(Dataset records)
──────────────────────────────
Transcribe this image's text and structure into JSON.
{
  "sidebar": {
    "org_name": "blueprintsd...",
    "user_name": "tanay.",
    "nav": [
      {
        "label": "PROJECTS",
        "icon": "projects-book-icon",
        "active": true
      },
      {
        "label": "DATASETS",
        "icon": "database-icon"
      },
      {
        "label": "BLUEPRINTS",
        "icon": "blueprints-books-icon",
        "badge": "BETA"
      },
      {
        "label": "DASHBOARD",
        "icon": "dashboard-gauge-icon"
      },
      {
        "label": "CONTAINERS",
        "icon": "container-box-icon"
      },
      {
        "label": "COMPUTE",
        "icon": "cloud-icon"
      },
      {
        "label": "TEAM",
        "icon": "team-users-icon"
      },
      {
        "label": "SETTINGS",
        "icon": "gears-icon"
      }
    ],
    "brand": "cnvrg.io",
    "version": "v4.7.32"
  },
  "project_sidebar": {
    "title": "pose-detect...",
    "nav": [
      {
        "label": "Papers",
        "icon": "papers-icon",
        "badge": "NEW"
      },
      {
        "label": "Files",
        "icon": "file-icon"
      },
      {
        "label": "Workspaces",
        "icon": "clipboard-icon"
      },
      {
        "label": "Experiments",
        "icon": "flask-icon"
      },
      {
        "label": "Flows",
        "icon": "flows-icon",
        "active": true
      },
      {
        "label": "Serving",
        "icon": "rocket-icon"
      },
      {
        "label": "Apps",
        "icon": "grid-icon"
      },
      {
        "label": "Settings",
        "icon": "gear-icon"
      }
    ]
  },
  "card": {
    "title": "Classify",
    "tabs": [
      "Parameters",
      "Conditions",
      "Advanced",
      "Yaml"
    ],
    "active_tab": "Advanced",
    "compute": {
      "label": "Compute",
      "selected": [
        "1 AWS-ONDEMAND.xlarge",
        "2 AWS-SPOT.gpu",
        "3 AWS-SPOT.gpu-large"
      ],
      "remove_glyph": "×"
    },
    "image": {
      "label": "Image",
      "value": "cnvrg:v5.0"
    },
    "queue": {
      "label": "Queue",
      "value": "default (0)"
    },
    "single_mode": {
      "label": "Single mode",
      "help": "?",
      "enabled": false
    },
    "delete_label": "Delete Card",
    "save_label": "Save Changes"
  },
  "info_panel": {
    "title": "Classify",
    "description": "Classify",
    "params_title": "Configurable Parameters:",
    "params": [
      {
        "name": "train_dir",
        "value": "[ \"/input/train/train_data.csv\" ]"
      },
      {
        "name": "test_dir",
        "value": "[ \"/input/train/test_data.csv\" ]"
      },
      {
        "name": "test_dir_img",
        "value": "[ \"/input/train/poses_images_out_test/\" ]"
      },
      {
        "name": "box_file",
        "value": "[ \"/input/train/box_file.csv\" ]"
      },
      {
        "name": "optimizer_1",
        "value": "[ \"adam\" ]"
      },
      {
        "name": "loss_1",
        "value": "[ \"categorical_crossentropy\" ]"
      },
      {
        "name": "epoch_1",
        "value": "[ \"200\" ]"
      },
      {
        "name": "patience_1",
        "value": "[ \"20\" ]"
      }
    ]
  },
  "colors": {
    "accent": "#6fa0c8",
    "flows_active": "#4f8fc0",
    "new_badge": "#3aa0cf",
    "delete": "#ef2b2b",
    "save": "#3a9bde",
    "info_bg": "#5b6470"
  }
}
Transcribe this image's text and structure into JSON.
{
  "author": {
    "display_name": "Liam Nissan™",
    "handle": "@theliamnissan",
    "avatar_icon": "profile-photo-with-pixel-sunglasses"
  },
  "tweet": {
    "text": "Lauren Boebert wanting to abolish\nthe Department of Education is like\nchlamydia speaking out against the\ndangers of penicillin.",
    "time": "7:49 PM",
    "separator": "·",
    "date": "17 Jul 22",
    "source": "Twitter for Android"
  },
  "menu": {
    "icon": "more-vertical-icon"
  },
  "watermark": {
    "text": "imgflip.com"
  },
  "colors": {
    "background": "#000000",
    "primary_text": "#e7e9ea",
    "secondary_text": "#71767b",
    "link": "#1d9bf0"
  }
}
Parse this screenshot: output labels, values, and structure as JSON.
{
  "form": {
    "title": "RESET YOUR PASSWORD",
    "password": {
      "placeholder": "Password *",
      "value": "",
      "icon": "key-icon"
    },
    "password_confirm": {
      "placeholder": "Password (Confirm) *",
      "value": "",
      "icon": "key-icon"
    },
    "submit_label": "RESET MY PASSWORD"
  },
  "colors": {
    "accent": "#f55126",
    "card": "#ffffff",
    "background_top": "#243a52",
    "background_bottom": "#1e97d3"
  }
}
──────────────────────────────
Write out, word for word, every line from the one containing "Parse this screenshot: output" through the last line of the records above.

Parse this screenshot: output labels, values, and structure as JSON.
{
  "form": {
    "title": "RESET YOUR PASSWORD",
    "password": {
      "placeholder": "Password *",
      "value": "",
      "icon": "key-icon"
    },
    "password_confirm": {
      "placeholder": "Password (Confirm) *",
      "value": "",
      "icon": "key-icon"
    },
    "submit_label": "RESET MY PASSWORD"
  },
  "colors": {
    "accent": "#f55126",
    "card": "#ffffff",
    "background_top": "#243a52",
    "background_bottom": "#1e97d3"
  }
}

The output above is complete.